Start of Material for this task
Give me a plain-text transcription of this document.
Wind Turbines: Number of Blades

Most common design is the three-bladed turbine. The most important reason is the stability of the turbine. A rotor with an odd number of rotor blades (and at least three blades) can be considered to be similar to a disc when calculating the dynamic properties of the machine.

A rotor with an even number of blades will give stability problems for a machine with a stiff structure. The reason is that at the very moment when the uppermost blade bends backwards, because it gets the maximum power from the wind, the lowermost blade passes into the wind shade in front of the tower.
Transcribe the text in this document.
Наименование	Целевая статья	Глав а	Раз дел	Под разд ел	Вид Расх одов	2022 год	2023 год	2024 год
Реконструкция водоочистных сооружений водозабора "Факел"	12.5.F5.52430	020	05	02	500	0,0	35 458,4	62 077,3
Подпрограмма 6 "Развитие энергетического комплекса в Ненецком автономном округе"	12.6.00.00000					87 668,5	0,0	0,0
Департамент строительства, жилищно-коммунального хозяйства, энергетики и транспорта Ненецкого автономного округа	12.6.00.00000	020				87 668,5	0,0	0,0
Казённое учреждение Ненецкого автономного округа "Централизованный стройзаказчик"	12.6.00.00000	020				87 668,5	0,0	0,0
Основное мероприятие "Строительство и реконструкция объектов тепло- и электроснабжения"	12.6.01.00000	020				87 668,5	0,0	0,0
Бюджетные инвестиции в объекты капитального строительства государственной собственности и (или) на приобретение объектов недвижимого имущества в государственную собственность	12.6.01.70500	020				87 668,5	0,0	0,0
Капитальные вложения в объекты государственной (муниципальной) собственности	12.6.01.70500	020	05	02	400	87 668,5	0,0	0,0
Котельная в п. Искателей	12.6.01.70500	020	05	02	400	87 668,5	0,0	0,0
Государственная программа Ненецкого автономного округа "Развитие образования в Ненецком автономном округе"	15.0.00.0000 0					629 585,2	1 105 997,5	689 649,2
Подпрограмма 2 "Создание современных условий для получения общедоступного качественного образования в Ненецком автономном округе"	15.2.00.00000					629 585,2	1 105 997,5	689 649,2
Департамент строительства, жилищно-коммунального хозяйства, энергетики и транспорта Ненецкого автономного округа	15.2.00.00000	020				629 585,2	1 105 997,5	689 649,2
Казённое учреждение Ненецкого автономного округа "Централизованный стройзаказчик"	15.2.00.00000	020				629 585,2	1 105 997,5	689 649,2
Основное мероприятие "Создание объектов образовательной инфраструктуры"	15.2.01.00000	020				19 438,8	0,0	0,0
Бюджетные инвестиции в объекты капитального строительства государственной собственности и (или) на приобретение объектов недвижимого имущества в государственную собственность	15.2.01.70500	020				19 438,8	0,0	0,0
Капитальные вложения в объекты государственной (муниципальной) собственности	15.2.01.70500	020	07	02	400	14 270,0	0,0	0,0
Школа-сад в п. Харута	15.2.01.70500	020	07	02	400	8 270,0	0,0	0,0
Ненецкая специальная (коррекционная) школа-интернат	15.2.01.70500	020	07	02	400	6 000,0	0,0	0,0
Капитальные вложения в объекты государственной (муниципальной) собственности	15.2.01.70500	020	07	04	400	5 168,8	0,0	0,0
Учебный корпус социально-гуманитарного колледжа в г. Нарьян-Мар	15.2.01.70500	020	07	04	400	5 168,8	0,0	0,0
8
End of Material for this task
Output every line above without altering anything.

» Output for this task
Give me a plain-text transcription of this document.
Wind Turbines: Number of Blades

Most common design is the three-bladed turbine. The most important reason is the stability of the turbine. A rotor with an odd number of rotor blades (and at least three blades) can be considered to be similar to a disc when calculating the dynamic properties of the machine.

A rotor with an even number of blades will give stability problems for a machine with a stiff structure. The reason is that at the very moment when the uppermost blade bends backwards, because it gets the maximum power from the wind, the lowermost blade passes into the wind shade in front of the tower.
Transcribe the text in this document.
Наименование	Целевая статья	Глав а	Раз дел	Под разд ел	Вид Расх одов	2022 год	2023 год	2024 год
Реконструкция водоочистных сооружений водозабора "Факел"	12.5.F5.52430	020	05	02	500	0,0	35 458,4	62 077,3
Подпрограмма 6 "Развитие энергетического комплекса в Ненецком автономном округе"	12.6.00.00000					87 668,5	0,0	0,0
Департамент строительства, жилищно-коммунального хозяйства, энергетики и транспорта Ненецкого автономного округа	12.6.00.00000	020				87 668,5	0,0	0,0
Казённое учреждение Ненецкого автономного округа "Централизованный стройзаказчик"	12.6.00.00000	020				87 668,5	0,0	0,0
Основное мероприятие "Строительство и реконструкция объектов тепло- и электроснабжения"	12.6.01.00000	020				87 668,5	0,0	0,0
Бюджетные инвестиции в объекты капитального строительства государственной собственности и (или) на приобретение объектов недвижимого имущества в государственную собственность	12.6.01.70500	020				87 668,5	0,0	0,0
Капитальные вложения в объекты государственной (муниципальной) собственности	12.6.01.70500	020	05	02	400	87 668,5	0,0	0,0
Котельная в п. Искателей	12.6.01.70500	020	05	02	400	87 668,5	0,0	0,0
Государственная программа Ненецкого автономного округа "Развитие образования в Ненецком автономном округе"	15.0.00.0000 0					629 585,2	1 105 997,5	689 649,2
Подпрограмма 2 "Создание современных условий для получения общедоступного качественного образования в Ненецком автономном округе"	15.2.00.00000					629 585,2	1 105 997,5	689 649,2
Департамент строительства, жилищно-коммунального хозяйства, энергетики и транспорта Ненецкого автономного округа	15.2.00.00000	020				629 585,2	1 105 997,5	689 649,2
Казённое учреждение Ненецкого автономного округа "Централизованный стройзаказчик"	15.2.00.00000	020				629 585,2	1 105 997,5	689 649,2
Основное мероприятие "Создание объектов образовательной инфраструктуры"	15.2.01.00000	020				19 438,8	0,0	0,0
Бюджетные инвестиции в объекты капитального строительства государственной собственности и (или) на приобретение объектов недвижимого имущества в государственную собственность	15.2.01.70500	020				19 438,8	0,0	0,0
Капитальные вложения в объекты государственной (муниципальной) собственности	15.2.01.70500	020	07	02	400	14 270,0	0,0	0,0
Школа-сад в п. Харута	15.2.01.70500	020	07	02	400	8 270,0	0,0	0,0
Ненецкая специальная (коррекционная) школа-интернат	15.2.01.70500	020	07	02	400	6 000,0	0,0	0,0
Капитальные вложения в объекты государственной (муниципальной) собственности	15.2.01.70500	020	07	04	400	5 168,8	0,0	0,0
Учебный корпус социально-гуманитарного колледжа в г. Нарьян-Мар	15.2.01.70500	020	07	04	400	5 168,8	0,0	0,0
8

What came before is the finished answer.